Begin

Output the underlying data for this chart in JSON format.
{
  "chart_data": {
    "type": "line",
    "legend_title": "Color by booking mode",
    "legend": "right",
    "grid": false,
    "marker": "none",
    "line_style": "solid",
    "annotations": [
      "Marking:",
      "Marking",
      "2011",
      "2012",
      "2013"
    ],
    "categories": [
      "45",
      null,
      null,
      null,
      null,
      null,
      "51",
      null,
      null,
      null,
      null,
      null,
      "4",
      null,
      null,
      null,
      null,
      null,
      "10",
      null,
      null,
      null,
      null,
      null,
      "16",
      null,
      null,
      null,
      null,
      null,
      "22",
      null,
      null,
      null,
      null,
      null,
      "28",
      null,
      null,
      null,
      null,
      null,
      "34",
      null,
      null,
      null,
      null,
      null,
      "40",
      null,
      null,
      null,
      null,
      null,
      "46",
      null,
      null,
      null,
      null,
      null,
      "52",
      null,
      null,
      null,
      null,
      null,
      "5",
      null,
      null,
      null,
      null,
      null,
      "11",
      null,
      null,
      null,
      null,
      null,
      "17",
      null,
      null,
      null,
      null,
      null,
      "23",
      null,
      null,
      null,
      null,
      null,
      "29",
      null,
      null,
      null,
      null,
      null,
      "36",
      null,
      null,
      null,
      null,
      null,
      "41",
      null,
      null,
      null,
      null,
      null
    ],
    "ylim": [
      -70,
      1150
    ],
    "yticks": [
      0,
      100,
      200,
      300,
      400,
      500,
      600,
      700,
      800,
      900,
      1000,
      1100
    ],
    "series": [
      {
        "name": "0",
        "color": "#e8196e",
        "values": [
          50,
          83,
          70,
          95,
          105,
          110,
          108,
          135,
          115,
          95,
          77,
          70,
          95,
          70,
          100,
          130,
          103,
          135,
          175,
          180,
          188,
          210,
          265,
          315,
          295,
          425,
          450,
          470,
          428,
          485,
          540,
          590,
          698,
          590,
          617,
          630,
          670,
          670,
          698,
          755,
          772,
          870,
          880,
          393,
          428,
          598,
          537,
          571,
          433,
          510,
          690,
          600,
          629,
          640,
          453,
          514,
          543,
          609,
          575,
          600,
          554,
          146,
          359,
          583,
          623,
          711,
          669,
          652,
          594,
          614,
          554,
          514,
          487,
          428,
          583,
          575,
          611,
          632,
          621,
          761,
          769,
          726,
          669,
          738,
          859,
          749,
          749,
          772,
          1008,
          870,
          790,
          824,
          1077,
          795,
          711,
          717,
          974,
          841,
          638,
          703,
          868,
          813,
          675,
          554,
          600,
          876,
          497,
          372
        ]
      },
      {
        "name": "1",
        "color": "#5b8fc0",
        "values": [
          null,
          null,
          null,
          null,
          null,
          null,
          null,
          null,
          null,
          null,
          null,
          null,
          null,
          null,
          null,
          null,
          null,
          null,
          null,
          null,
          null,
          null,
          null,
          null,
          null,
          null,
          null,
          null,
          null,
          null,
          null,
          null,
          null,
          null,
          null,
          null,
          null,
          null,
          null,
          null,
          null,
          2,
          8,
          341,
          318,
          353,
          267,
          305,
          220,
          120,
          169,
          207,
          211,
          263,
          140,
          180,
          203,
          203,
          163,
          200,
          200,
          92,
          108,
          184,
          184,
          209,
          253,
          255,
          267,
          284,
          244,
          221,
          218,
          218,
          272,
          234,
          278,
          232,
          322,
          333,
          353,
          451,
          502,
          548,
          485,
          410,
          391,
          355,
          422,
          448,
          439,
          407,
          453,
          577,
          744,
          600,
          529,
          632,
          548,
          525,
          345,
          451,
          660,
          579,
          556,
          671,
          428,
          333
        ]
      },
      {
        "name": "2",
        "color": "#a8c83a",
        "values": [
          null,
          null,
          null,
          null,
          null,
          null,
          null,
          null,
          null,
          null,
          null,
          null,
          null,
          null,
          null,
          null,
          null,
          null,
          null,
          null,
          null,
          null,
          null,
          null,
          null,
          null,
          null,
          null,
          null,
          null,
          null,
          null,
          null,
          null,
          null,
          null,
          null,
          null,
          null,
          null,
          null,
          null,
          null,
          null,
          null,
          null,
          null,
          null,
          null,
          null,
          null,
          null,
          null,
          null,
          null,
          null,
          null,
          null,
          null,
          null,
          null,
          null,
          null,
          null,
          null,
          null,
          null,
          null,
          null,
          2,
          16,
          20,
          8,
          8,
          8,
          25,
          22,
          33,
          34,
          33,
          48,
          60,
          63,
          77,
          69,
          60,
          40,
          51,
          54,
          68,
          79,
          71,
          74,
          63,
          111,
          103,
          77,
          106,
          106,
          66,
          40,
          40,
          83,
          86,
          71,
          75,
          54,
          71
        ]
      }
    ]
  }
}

End

▶ [What is asked]: Transcribe the full listing above without leaving anything out.

▶ [Output for this exercise]:
Output the underlying data for this chart in JSON format.
{
  "chart_data": {
    "type": "line",
    "legend_title": "Color by booking mode",
    "legend": "right",
    "grid": false,
    "marker": "none",
    "line_style": "solid",
    "annotations": [
      "Marking:",
      "Marking",
      "2011",
      "2012",
      "2013"
    ],
    "categories": [
      "45",
      null,
      null,
      null,
      null,
      null,
      "51",
      null,
      null,
      null,
      null,
      null,
      "4",
      null,
      null,
      null,
      null,
      null,
      "10",
      null,
      null,
      null,
      null,
      null,
      "16",
      null,
      null,
      null,
      null,
      null,
      "22",
      null,
      null,
      null,
      null,
      null,
      "28",
      null,
      null,
      null,
      null,
      null,
      "34",
      null,
      null,
      null,
      null,
      null,
      "40",
      null,
      null,
      null,
      null,
      null,
      "46",
      null,
      null,
      null,
      null,
      null,
      "52",
      null,
      null,
      null,
      null,
      null,
      "5",
      null,
      null,
      null,
      null,
      null,
      "11",
      null,
      null,
      null,
      null,
      null,
      "17",
      null,
      null,
      null,
      null,
      null,
      "23",
      null,
      null,
      null,
      null,
      null,
      "29",
      null,
      null,
      null,
      null,
      null,
      "36",
      null,
      null,
      null,
      null,
      null,
      "41",
      null,
      null,
      null,
      null,
      null
    ],
    "ylim": [
      -70,
      1150
    ],
    "yticks": [
      0,
      100,
      200,
      300,
      400,
      500,
      600,
      700,
      800,
      900,
      1000,
      1100
    ],
    "series": [
      {
        "name": "0",
        "color": "#e8196e",
        "values": [
          50,
          83,
          70,
          95,
          105,
          110,
          108,
          135,
          115,
          95,
          77,
          70,
          95,
          70,
          100,
          130,
          103,
          135,
          175,
          180,
          188,
          210,
          265,
          315,
          295,
          425,
          450,
          470,
          428,
          485,
          540,
          590,
          698,
          590,
          617,
          630,
          670,
          670,
          698,
          755,
          772,
          870,
          880,
          393,
          428,
          598,
          537,
          571,
          433,
          510,
          690,
          600,
          629,
          640,
          453,
          514,
          543,
          609,
          575,
          600,
          554,
          146,
          359,
          583,
          623,
          711,
          669,
          652,
          594,
          614,
          554,
          514,
          487,
          428,
          583,
          575,
          611,
          632,
          621,
          761,
          769,
          726,
          669,
          738,
          859,
          749,
          749,
          772,
          1008,
          870,
          790,
          824,
          1077,
          795,
          711,
          717,
          974,
          841,
          638,
          703,
          868,
          813,
          675,
          554,
          600,
          876,
          497,
          372
        ]
      },
      {
        "name": "1",
        "color": "#5b8fc0",
        "values": [
          null,
          null,
          null,
          null,
          null,
          null,
          null,
          null,
          null,
          null,
          null,
          null,
          null,
          null,
          null,
          null,
          null,
          null,
          null,
          null,
          null,
          null,
          null,
          null,
          null,
          null,
          null,
          null,
          null,
          null,
          null,
          null,
          null,
          null,
          null,
          null,
          null,
          null,
          null,
          null,
          null,
          2,
          8,
          341,
          318,
          353,
          267,
          305,
          220,
          120,
          169,
          207,
          211,
          263,
          140,
          180,
          203,
          203,
          163,
          200,
          200,
          92,
          108,
          184,
          184,
          209,
          253,
          255,
          267,
          284,
          244,
          221,
          218,
          218,
          272,
          234,
          278,
          232,
          322,
          333,
          353,
          451,
          502,
          548,
          485,
          410,
          391,
          355,
          422,
          448,
          439,
          407,
          453,
          577,
          744,
          600,
          529,
          632,
          548,
          525,
          345,
          451,
          660,
          579,
          556,
          671,
          428,
          333
        ]
      },
      {
        "name": "2",
        "color": "#a8c83a",
        "values": [
          null,
          null,
          null,
          null,
          null,
          null,
          null,
          null,
          null,
          null,
          null,
          null,
          null,
          null,
          null,
          null,
          null,
          null,
          null,
          null,
          null,
          null,
          null,
          null,
          null,
          null,
          null,
          null,
          null,
          null,
          null,
          null,
          null,
          null,
          null,
          null,
          null,
          null,
          null,
          null,
          null,
          null,
          null,
          null,
          null,
          null,
          null,
          null,
          null,
          null,
          null,
          null,
          null,
          null,
          null,
          null,
          null,
          null,
          null,
          null,
          null,
          null,
          null,
          null,
          null,
          null,
          null,
          null,
          null,
          2,
          16,
          20,
          8,
          8,
          8,
          25,
          22,
          33,
          34,
          33,
          48,
          60,
          63,
          77,
          69,
          60,
          40,
          51,
          54,
          68,
          79,
          71,
          74,
          63,
          111,
          103,
          77,
          106,
          106,
          66,
          40,
          40,
          83,
          86,
          71,
          75,
          54,
          71
        ]
      }
    ]
  }
}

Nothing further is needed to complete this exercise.